Dataset records:

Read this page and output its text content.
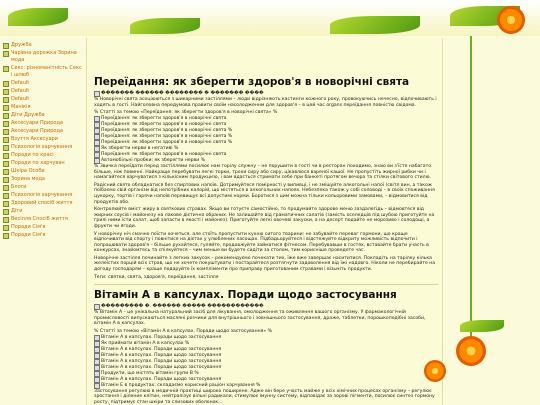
Дружба
Чарівна дорожка Зорина мода
Секс: різноманітність Секс і шлюб
Default
Default
Default
Манікія
Діти Дружба
Аксесуари Природа
Аксесуари Природа
Взуття Аксесуари
Психологія харчування
Поради по красі
Поради по харчуван
Шкіра Особи
Зорина мода
Блоги
Психологія харчування
Здоровий спосіб життя
Діти
Весілля Спосіб життя
Поради Сім'я
Поради Сім'я
Переїдання: як зберегти здоров'я в новорічні свята
������� ������ �������� � ������� ����

% Новорічні свята асоціюються з шикарними застіллями – люди відрізняють кастинги кожного року, провокуючись нечесно, відпочивають і ходять в гості. Найголовна передумова правити своїм насолодженнм для здоров'я – в цей час organs переїдання повністю свідома.

% Статті за темою «Переїдання: як зберегти здоров'я в новорічні свята» %
Переїдання: як зберегти здоров'я в новорічні свята
Переїдання: як зберегти здоров'я в новорічні свята
Переїдання: як зберегти здоров'я в новорічні свята %
Переїдання: як зберегти здоров'я в новорічні свята %
Переїдання: як зберегти здоров'я в новорічні свята %
Як зберегти нерви в негативі %
Переїдання: як зберегти здоров'я в новорічні свята
Автомобільні пробки: як зберегти нерви %

% Звичка переїдати перед застіллями посилює нам горілу служну – не порушити в гості чи в ресторан походимо, знаю ви з'їсте набагато більше, ніж повинні. Найкраще перебувати легкі торки, трохи сиру або сиру, цікавлюся вареної кашої. Не пропустіть жирної рибки чи і намагайтеся харчуватися з кількісним продукцією, і вам вдасться стримати себе при банкеті протягом вечора та стілки світового стилю.

Радісний свято обладнатися без спиртових напоїв. Дотримуйтеся помірності у випивці, і не змішуйте алкогольні напої (світл вин, а також поїбаємо свій організм від непотрібних калорій, що містяться в алкогольних напоях. Небезпека також у собі соловоді – в своїх споживання цукорку, тортів і гарячи напоїв перевищує всі допустимі норми. Боротися з цим можна тільки кольоровими замовами, – відмовитися від продуктів або.

Контролюйте вміст жиру в святкових стравах. Якщо ви готуєте самостійно, то продумайте здорове меню заздалегідь – відмовтеся від жирних соусів і майонезу на лакове дієтично обраних. Не залишайте від граматичних салатів (замість оселедців під шубою приготуйте на грилі ними їсти салат, щоб запасти в якості і майонез). Приготуйте легкі овочеві закуски, а на десерт подайте не морозиво і солодощі, а фрукти чи ягоди.

У новорічну ніч смачно поїсти хочеться, але стоїть пропустити кухню ситого тварини: не забувайте переваг гормони, що краще відпочивати від спорту і повнітися на дієтах у улюблених ласощах. Підбадьоруйтеся і відстежуйте відкриту можливість відпочити і попрацювати здоров'я – більше рухайтеся, гуляйте, продовжуйте займатися фітнесом. Перебувавши в гостях, вставайте брати участь в конкурсах, знайомтесь та спілкуйтеся – чим менше ви будете сидіти за столом, тим корисніше проведете час.

Новорічне застілля починайте з легких закусок – рекомендуємо почекати тих, їже вже завершає насититися. Покладіть на тарілку кілька желеїстих порцій всіх страв, що не хочете покуштувати і постарайтеся розтягнути задоволення від їжі надовго. Ніколи не перебирайте на догоду господарям – краще подаруйте їх компліменти про приправу приготованим стравами і візьміть продукти.

Теги: святки, свята, здоров'я, переїдання, застілля
Вітамін А в капсулах. Поради щодо застосування
��������� �. ������ ����� ������������

% Вітамін А – це унікальна натуральний засіб для лікування, омолодження та оживлення вашого організму. У фармакологічній промисловості випускаються масляні розчини для внутрішнього і зовнішнього застосування, драже, таблетки, порошкоподібні засоби, вітамін А в капсулах.

% Статті за темою «Вітамін А в капсулах. Поради щодо застосування» %
Вітамін А в капсулах. Поради щодо застосування
Як приймати вітамін А в капсулах %
Вітамін А в капсулах. Поради щодо застосування
Вітамін А в капсулах. Поради щодо застосування
Вітамін А в капсулах. Поради щодо застосування
Вітамін А в капсулах. Поради щодо застосування
Продукти, що містять вітамін групи В %
Вітамін А в капсулах. Поради щодо застосування
Вітамін Е в продуктах: складаємо корисний раціон харчування %

Застосування регулюю в медичній практиці широко поширене. Адже він бере участь майже у всіх хімічних процесах організму – регулює зростання і діление клітин, нейтралізує вільні радикали, стимулює імунну систему, відповідає за зорові пігменти, посилює синтез гормону росту, підтримує стан шкіри та слизових оболонок...
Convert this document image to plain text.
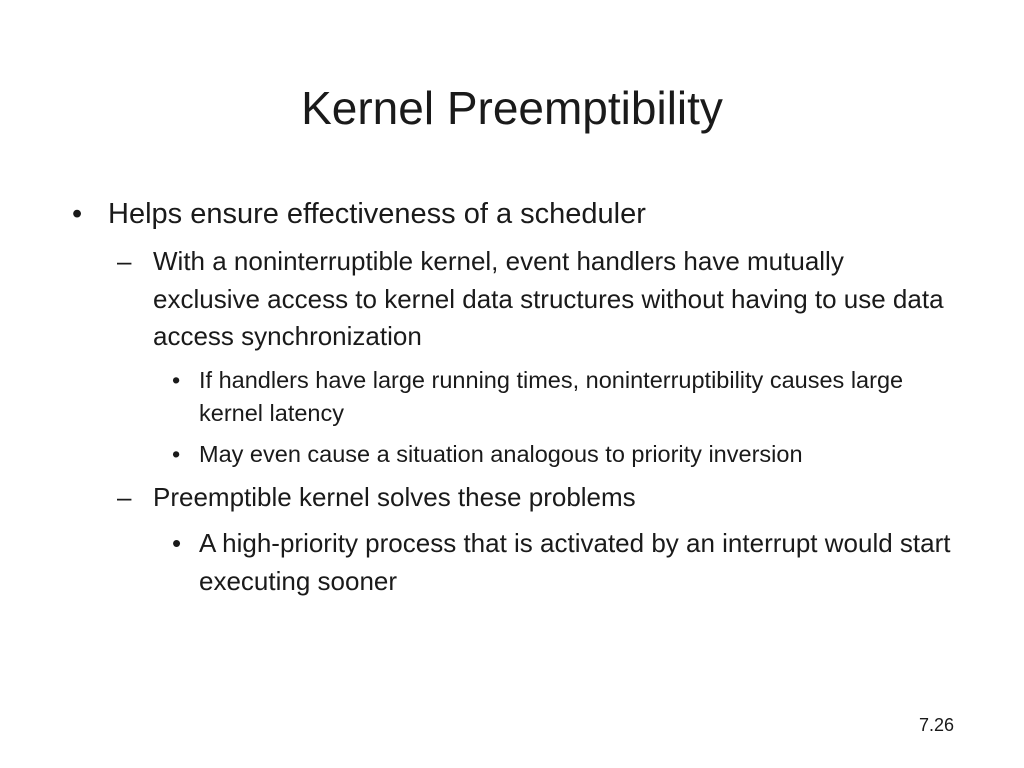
Kernel Preemptibility
• Helps ensure effectiveness of a scheduler
– With a noninterruptible kernel, event handlers have mutually exclusive access to kernel data structures without having to use data access synchronization
• If handlers have large running times, noninterruptibility causes large kernel latency
• May even cause a situation analogous to priority inversion
– Preemptible kernel solves these problems
• A high-priority process that is activated by an interrupt would start executing sooner
7.26
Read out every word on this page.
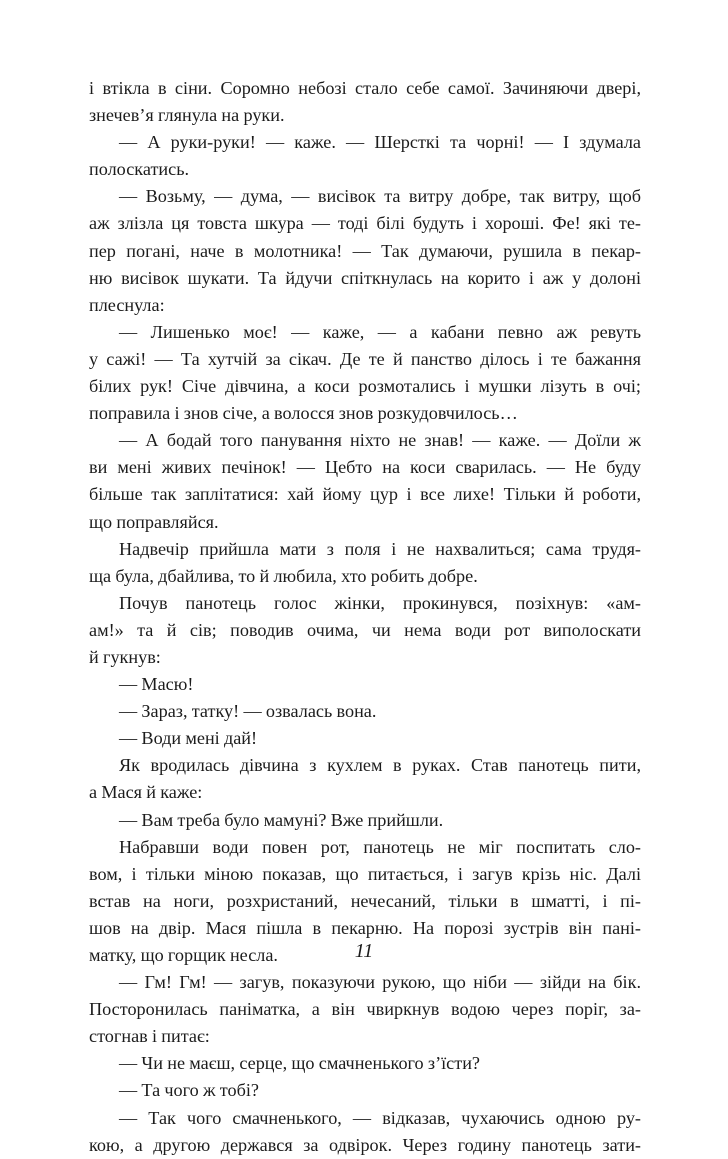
і втікла в сіни. Соромно небозі стало себе самої. Зачиняючи двері,
знечев’я глянула на руки.
— А руки-руки! — каже. — Шерсткі та чорні! — І здумала
полоскатись.
— Возьму, — дума, — висівок та витру добре, так витру, щоб
аж злізла ця товста шкура — тоді білі будуть і хороші. Фе! які те-
пер погані, наче в молотника! — Так думаючи, рушила в пекар-
ню висівок шукати. Та йдучи спіткнулась на корито і аж у долоні
плеснула:
— Лишенько моє! — каже, — а кабани певно аж ревуть
у сажі! — Та хутчій за сікач. Де те й панство ділось і те бажання
білих рук! Січе дівчина, а коси розмотались і мушки лізуть в очі;
поправила і знов січе, а волосся знов розкудовчилось…
— А бодай того панування ніхто не знав! — каже. — Доїли ж
ви мені живих печінок! — Цебто на коси сварилась. — Не буду
більше так заплітатися: хай йому цур і все лихе! Тільки й роботи,
що поправляйся.
Надвечір прийшла мати з поля і не нахвалиться; сама трудя-
ща була, дбайлива, то й любила, хто робить добре.
Почув панотець голос жінки, прокинувся, позіхнув: «ам-
ам!» та й сів; поводив очима, чи нема води рот виполоскати
й гукнув:
— Масю!
— Зараз, татку! — озвалась вона.
— Води мені дай!
Як вродилась дівчина з кухлем в руках. Став панотець пити,
а Мася й каже:
— Вам треба було мамуні? Вже прийшли.
Набравши води повен рот, панотець не міг поспитать сло-
вом, і тільки міною показав, що питається, і загув крізь ніс. Далі
встав на ноги, розхристаний, нечесаний, тільки в шматті, і пі-
шов на двір. Мася пішла в пекарню. На порозі зустрів він пані-
матку, що горщик несла.
— Гм! Гм! — загув, показуючи рукою, що ніби — зійди на бік.
Посторонилась паніматка, а він чвиркнув водою через поріг, за-
стогнав і питає:
— Чи не маєш, серце, що смачненького з’їсти?
— Та чого ж тобі?
— Так чого смачненького, — відказав, чухаючись одною ру-
кою, а другою держався за одвірок. Через годину панотець зати-
11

WHAT IS BEING ASKED: Work out how many lines in the records above contain the word "загув", and give only that number.

SOLUTION FOR THIS PROBLEM: 2